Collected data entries
____

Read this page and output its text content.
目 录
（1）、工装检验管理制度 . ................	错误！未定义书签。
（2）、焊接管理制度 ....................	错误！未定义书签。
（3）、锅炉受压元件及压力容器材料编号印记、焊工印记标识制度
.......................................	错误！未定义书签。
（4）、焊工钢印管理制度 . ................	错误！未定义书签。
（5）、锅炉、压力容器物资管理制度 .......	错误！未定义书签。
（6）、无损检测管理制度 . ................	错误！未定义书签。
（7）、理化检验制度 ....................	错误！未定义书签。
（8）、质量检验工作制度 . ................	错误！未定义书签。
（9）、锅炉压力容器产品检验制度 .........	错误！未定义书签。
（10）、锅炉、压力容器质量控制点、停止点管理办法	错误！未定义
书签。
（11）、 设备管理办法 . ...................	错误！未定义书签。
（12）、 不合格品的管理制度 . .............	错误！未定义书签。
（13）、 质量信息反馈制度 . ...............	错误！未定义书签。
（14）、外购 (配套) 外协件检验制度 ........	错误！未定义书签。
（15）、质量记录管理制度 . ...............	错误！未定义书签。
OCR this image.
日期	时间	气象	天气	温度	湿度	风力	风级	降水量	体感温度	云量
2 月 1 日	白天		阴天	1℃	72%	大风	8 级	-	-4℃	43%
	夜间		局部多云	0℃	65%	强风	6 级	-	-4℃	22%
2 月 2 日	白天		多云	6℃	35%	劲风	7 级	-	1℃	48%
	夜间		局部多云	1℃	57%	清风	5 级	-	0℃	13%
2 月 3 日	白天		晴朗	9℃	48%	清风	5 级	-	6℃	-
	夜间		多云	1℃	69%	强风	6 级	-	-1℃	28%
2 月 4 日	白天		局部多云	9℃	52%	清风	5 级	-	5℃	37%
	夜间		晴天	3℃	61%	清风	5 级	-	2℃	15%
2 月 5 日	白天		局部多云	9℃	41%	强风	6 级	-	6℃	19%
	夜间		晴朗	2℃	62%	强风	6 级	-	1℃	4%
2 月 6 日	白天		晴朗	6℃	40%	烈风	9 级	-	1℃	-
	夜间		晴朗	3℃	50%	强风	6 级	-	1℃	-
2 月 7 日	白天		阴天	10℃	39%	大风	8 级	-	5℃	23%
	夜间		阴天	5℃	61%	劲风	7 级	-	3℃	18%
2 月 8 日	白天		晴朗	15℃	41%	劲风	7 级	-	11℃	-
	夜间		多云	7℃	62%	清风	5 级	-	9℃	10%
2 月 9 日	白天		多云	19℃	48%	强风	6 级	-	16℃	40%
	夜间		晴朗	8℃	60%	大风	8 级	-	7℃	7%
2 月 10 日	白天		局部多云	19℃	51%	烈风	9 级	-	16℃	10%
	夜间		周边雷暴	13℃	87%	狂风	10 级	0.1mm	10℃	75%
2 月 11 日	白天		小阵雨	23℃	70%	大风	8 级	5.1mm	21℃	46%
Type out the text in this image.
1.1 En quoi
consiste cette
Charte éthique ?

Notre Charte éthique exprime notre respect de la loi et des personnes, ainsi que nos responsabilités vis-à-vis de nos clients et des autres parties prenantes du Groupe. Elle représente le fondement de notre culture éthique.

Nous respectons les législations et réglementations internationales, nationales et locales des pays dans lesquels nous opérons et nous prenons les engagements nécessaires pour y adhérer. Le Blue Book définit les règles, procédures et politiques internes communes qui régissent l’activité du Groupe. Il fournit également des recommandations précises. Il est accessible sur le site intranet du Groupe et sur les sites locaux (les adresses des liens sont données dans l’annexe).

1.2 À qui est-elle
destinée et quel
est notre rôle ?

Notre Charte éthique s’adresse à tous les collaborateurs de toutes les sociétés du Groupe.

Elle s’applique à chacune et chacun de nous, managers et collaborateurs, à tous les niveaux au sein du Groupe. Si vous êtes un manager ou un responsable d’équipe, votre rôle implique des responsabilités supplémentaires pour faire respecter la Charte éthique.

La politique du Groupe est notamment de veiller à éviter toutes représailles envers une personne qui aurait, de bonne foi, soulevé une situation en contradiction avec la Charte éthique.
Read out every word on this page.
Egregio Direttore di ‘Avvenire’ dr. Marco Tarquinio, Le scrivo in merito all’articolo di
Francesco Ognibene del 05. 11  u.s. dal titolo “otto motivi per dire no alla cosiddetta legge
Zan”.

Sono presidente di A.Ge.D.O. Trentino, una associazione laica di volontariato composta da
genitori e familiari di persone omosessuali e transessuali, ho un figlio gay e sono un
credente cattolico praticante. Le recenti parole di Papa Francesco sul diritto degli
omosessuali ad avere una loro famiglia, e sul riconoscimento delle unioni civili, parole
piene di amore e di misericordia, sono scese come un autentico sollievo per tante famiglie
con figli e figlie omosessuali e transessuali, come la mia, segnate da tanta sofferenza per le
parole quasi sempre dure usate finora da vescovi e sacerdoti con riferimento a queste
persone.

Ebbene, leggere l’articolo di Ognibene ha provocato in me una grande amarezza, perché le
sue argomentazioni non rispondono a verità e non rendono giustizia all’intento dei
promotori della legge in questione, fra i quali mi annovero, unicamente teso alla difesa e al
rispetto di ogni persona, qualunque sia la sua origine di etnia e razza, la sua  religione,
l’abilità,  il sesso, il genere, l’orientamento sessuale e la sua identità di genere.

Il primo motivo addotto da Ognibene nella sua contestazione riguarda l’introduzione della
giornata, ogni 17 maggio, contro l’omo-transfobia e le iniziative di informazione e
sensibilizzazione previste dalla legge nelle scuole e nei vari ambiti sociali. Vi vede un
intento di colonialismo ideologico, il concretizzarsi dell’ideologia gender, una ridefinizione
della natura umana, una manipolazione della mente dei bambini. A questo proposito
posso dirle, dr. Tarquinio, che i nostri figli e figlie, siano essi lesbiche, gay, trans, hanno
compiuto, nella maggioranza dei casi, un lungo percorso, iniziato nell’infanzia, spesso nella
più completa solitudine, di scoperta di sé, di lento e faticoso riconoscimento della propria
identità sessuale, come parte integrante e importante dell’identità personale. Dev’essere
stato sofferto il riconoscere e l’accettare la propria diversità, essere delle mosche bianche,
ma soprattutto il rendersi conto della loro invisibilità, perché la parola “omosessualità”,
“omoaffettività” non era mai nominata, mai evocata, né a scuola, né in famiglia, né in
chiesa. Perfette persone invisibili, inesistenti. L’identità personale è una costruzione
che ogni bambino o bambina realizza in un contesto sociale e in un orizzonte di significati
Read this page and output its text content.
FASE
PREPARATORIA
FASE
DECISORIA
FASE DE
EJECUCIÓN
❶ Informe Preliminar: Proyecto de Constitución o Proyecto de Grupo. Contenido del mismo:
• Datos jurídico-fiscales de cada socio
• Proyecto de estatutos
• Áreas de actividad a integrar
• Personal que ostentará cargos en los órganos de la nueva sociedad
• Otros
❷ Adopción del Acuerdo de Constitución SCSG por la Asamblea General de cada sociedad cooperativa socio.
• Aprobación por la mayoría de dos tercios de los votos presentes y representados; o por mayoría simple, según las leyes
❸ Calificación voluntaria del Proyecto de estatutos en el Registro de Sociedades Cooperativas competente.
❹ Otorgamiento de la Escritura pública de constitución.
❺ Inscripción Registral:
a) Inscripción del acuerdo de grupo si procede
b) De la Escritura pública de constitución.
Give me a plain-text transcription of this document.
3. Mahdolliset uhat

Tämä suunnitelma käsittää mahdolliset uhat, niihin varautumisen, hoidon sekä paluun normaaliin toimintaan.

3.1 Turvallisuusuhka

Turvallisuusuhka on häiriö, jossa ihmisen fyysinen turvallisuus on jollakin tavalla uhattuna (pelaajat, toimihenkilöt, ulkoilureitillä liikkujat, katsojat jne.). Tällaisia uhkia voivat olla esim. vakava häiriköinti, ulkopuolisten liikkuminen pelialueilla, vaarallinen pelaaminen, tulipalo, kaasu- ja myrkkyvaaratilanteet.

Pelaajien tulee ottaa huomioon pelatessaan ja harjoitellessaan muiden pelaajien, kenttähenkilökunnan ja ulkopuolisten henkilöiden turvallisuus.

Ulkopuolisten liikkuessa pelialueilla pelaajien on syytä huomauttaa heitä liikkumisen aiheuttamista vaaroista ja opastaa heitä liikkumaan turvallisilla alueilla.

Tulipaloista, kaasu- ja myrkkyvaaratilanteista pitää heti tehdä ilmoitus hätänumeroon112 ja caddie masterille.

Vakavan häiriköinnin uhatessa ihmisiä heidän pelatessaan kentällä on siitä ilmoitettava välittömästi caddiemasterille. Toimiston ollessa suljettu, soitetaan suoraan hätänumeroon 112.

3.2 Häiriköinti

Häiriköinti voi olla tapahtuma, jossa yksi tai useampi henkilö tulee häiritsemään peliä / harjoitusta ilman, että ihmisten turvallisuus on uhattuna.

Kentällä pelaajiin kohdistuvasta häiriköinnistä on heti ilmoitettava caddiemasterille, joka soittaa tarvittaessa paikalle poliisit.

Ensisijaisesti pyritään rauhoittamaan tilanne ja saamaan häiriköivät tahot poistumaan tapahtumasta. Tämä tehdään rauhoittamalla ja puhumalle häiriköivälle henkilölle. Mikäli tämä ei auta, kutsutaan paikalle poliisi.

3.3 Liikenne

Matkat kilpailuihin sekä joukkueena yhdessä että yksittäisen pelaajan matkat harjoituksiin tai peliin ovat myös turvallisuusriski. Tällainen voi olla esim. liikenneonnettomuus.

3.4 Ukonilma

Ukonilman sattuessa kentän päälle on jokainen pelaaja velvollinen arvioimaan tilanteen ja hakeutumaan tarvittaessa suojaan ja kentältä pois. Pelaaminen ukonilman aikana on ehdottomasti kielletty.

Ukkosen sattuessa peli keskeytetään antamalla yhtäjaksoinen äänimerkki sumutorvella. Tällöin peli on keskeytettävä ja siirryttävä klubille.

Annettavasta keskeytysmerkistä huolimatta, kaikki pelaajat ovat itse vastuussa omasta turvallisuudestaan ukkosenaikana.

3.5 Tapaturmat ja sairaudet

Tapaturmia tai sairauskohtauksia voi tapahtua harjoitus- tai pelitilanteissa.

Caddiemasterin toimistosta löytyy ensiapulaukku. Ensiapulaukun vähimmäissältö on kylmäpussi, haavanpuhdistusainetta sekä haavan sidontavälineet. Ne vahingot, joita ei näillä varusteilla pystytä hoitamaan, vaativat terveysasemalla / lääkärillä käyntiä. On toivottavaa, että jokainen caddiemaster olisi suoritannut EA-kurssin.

____

Requirements —
Only a number is wanted: how many lines of the material include the word "heti".

Exercise solution —
2